What to do>
Out of all the lines below, count those with the word "ylabel". Give the number only.

━━━ Data excerpts

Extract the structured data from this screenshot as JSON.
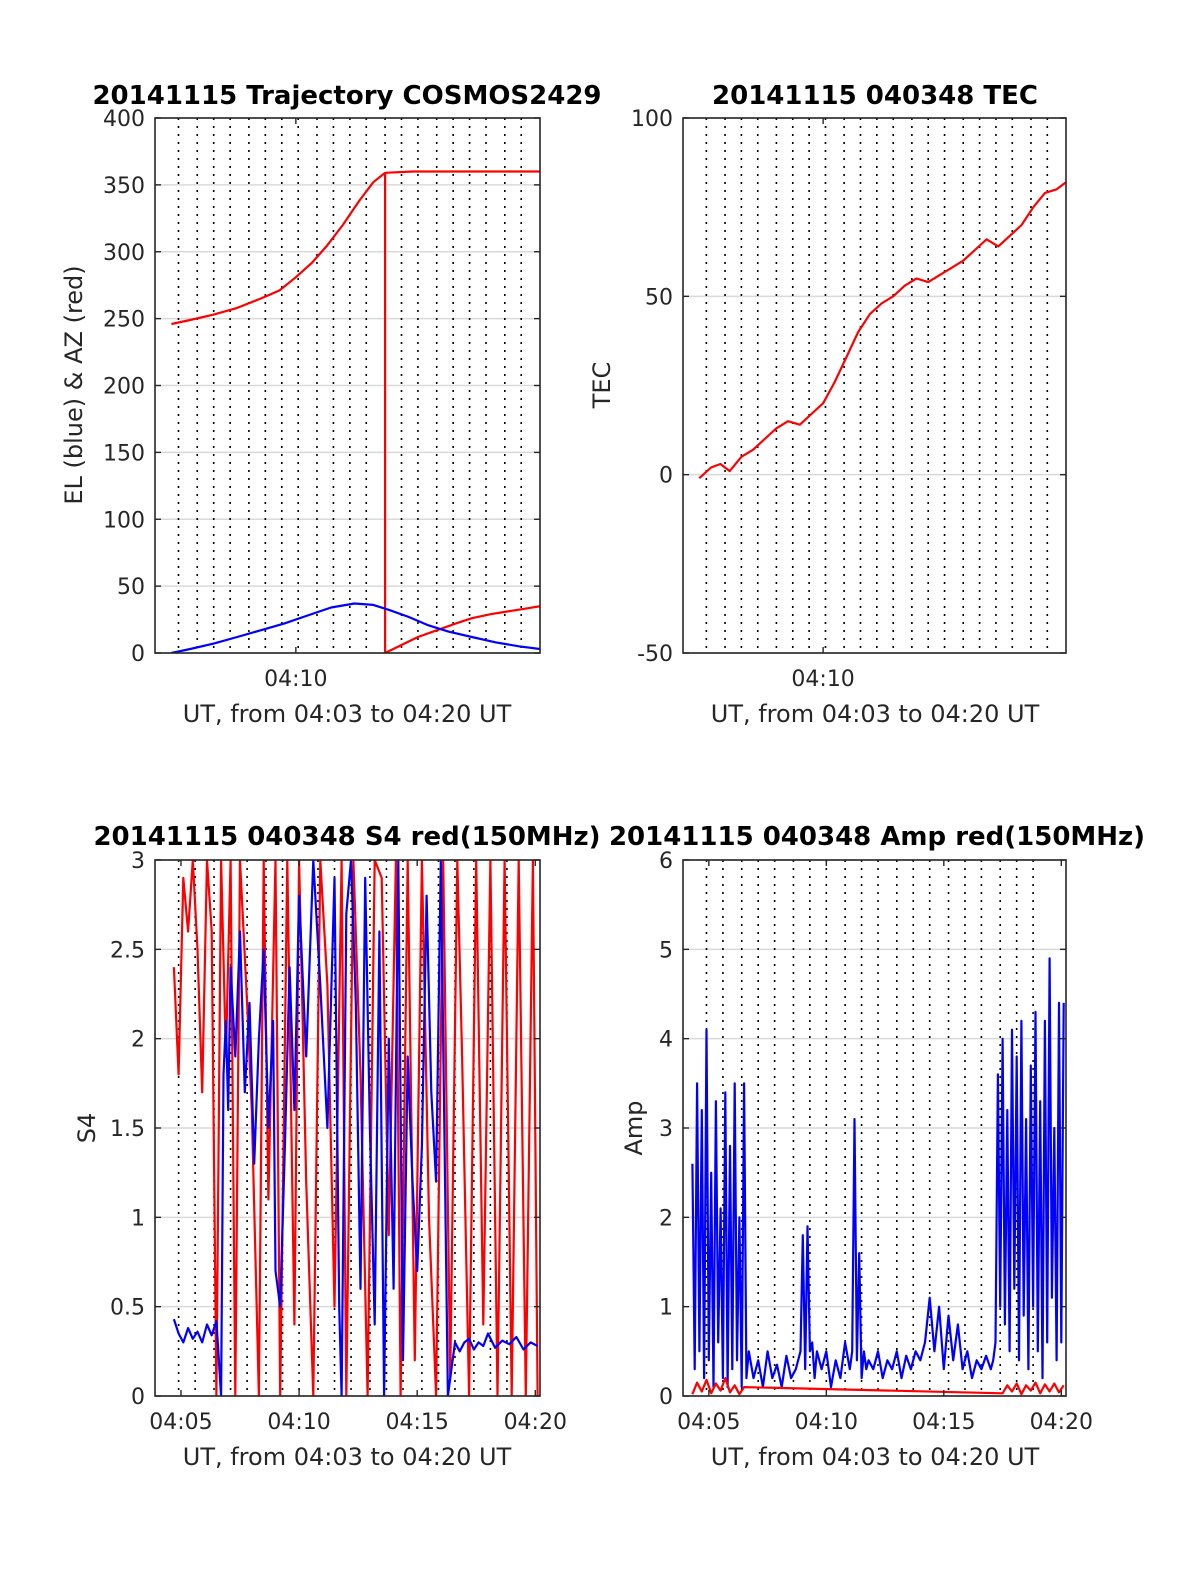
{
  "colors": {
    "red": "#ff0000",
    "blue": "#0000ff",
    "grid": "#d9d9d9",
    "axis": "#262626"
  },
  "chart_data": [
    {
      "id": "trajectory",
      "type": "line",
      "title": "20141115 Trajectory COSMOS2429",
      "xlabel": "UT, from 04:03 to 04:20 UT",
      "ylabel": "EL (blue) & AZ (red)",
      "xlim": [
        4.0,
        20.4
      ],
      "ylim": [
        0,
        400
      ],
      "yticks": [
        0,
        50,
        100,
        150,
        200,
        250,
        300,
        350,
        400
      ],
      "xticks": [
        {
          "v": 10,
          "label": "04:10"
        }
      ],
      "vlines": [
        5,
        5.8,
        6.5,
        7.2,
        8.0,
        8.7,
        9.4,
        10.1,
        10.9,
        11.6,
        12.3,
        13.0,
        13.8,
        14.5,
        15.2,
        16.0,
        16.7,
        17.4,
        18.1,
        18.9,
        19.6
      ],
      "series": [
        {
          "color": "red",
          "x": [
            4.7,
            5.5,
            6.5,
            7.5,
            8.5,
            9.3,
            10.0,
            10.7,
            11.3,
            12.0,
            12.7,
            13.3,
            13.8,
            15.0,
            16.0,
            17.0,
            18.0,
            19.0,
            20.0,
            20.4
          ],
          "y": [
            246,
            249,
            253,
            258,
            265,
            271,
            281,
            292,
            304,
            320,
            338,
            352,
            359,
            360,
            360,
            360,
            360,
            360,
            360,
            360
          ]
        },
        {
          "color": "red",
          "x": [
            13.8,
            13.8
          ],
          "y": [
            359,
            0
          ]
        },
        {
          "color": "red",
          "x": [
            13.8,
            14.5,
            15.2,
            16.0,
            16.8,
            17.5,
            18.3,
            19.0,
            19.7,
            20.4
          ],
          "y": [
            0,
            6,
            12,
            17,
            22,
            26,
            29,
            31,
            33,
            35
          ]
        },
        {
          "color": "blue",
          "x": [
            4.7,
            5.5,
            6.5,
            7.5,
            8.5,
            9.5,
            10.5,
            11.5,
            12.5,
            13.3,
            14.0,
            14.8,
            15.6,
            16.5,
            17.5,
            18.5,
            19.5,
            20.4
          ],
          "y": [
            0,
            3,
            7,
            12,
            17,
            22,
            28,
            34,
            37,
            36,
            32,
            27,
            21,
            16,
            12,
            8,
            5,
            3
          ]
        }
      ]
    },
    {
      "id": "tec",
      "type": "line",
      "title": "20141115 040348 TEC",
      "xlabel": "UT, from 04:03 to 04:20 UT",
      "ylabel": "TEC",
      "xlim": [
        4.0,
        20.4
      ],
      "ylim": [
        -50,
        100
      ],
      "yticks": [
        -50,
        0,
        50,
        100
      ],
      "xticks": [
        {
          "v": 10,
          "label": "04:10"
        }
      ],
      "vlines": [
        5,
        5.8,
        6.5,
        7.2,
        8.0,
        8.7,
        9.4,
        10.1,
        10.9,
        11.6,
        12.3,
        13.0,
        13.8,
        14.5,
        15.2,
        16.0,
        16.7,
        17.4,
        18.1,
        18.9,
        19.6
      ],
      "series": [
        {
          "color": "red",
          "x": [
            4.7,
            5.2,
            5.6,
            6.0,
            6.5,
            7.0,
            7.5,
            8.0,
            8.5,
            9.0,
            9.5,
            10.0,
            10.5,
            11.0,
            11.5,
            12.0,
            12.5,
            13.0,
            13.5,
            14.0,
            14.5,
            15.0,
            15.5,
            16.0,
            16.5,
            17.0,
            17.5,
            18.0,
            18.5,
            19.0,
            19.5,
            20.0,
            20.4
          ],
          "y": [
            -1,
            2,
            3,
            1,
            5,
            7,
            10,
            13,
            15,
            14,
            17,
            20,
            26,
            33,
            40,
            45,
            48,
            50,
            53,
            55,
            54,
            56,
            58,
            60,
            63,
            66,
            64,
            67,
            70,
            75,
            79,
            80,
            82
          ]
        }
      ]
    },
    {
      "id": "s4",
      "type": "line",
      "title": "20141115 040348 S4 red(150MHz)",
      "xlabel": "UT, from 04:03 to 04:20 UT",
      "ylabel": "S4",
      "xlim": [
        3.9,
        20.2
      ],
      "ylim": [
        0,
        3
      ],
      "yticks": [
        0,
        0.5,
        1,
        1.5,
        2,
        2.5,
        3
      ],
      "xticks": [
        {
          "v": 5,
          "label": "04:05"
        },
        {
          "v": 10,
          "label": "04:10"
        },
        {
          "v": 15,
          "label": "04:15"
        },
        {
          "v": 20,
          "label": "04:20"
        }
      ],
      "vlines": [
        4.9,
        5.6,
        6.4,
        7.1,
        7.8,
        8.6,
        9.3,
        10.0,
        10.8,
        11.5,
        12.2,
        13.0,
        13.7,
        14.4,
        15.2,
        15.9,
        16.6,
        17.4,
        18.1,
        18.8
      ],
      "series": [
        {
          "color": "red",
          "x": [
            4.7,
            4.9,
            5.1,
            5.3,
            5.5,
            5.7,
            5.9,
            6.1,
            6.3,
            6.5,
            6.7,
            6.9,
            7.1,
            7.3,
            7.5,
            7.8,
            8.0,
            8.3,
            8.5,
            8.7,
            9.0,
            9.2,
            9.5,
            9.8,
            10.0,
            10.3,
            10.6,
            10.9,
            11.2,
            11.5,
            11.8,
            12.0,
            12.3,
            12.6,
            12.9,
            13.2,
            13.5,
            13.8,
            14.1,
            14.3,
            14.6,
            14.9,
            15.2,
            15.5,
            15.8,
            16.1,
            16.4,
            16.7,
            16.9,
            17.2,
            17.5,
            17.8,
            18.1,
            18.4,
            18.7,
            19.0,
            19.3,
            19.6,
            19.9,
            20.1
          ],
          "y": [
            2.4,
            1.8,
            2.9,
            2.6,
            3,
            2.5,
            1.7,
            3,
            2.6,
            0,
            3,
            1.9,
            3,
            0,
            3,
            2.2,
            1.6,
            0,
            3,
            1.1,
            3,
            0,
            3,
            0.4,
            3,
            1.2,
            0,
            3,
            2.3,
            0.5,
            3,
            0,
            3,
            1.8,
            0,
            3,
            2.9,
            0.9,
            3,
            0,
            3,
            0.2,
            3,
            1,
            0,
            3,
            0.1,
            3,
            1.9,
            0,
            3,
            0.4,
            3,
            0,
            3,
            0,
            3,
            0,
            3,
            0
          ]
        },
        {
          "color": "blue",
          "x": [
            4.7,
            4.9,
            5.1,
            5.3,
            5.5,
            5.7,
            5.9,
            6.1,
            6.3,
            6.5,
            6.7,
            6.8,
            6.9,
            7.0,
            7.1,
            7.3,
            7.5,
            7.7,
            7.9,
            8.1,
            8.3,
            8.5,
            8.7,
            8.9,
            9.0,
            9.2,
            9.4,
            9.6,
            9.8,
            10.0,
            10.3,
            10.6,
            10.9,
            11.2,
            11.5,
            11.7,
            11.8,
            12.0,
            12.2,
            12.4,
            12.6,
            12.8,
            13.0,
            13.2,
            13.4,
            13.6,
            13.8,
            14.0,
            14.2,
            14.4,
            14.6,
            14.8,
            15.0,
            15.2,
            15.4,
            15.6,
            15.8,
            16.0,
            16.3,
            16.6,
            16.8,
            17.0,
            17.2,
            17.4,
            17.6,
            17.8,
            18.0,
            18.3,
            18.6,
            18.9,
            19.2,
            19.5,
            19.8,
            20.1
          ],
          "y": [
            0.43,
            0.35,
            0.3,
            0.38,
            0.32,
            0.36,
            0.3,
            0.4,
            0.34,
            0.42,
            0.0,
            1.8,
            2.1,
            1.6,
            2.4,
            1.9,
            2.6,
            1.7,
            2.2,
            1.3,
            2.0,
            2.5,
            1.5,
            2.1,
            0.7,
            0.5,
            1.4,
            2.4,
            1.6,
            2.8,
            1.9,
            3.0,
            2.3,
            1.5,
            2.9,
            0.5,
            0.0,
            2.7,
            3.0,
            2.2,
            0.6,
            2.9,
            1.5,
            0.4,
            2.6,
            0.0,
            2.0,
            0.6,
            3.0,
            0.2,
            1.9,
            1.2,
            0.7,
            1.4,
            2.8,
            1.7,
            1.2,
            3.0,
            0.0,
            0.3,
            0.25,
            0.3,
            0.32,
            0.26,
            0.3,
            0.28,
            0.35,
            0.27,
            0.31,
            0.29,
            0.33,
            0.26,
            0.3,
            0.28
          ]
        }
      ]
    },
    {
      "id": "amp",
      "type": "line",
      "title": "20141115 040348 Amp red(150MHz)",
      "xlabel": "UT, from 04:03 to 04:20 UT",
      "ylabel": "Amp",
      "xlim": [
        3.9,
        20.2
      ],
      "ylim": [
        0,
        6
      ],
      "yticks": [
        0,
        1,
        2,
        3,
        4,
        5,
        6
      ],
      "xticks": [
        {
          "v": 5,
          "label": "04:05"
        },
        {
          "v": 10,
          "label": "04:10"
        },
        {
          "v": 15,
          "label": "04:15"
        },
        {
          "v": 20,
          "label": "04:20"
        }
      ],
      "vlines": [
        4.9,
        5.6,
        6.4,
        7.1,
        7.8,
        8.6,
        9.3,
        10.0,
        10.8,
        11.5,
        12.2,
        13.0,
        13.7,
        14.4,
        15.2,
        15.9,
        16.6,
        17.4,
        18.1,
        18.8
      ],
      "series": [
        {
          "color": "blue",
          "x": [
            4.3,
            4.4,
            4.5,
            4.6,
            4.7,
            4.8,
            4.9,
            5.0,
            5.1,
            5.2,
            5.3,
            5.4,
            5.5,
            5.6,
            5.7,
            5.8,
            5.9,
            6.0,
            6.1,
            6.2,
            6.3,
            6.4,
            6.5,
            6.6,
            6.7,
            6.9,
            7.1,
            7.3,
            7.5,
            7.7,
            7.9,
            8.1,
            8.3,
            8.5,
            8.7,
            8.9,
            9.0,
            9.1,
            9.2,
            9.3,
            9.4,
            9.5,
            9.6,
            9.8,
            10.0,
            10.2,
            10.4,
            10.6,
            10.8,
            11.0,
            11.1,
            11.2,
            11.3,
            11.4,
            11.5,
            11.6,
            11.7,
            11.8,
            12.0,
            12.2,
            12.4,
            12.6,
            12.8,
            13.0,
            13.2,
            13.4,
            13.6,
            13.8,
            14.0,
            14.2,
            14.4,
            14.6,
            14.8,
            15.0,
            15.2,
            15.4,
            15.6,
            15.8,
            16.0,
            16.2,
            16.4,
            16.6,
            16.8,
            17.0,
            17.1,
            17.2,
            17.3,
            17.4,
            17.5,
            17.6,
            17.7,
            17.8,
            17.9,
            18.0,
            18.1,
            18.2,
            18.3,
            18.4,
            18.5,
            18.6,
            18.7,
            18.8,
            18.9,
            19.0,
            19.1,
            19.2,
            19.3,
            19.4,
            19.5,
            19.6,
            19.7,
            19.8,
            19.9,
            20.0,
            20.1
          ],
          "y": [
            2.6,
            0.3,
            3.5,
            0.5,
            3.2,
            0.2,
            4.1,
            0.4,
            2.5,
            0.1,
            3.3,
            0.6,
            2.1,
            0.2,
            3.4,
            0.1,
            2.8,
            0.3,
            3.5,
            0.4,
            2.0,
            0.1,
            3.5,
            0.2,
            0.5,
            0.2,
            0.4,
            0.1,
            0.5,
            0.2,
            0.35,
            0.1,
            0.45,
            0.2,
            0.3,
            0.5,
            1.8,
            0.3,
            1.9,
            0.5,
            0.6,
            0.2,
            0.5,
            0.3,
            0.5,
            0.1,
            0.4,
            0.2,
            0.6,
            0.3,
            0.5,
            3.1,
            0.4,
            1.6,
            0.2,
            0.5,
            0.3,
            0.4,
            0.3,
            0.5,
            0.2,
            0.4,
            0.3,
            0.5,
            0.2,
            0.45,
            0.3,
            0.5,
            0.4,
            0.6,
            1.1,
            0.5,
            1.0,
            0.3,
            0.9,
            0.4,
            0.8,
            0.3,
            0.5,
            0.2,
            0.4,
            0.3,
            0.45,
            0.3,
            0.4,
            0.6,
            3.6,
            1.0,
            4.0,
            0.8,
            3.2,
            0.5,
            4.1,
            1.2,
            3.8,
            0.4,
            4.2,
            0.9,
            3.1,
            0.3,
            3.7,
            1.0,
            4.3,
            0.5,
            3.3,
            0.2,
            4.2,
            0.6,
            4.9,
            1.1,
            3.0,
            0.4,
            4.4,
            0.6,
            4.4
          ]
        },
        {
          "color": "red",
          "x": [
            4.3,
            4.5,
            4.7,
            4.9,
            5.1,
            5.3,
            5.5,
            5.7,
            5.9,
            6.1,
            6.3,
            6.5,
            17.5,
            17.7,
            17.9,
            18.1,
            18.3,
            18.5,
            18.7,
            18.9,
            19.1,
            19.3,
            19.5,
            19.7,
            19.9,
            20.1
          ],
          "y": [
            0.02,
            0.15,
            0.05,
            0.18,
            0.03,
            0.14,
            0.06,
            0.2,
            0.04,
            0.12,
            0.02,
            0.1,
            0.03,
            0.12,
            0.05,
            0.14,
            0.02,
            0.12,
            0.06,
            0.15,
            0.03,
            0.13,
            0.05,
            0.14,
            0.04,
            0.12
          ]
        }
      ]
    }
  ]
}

━━━━━━

Reply to the task>
4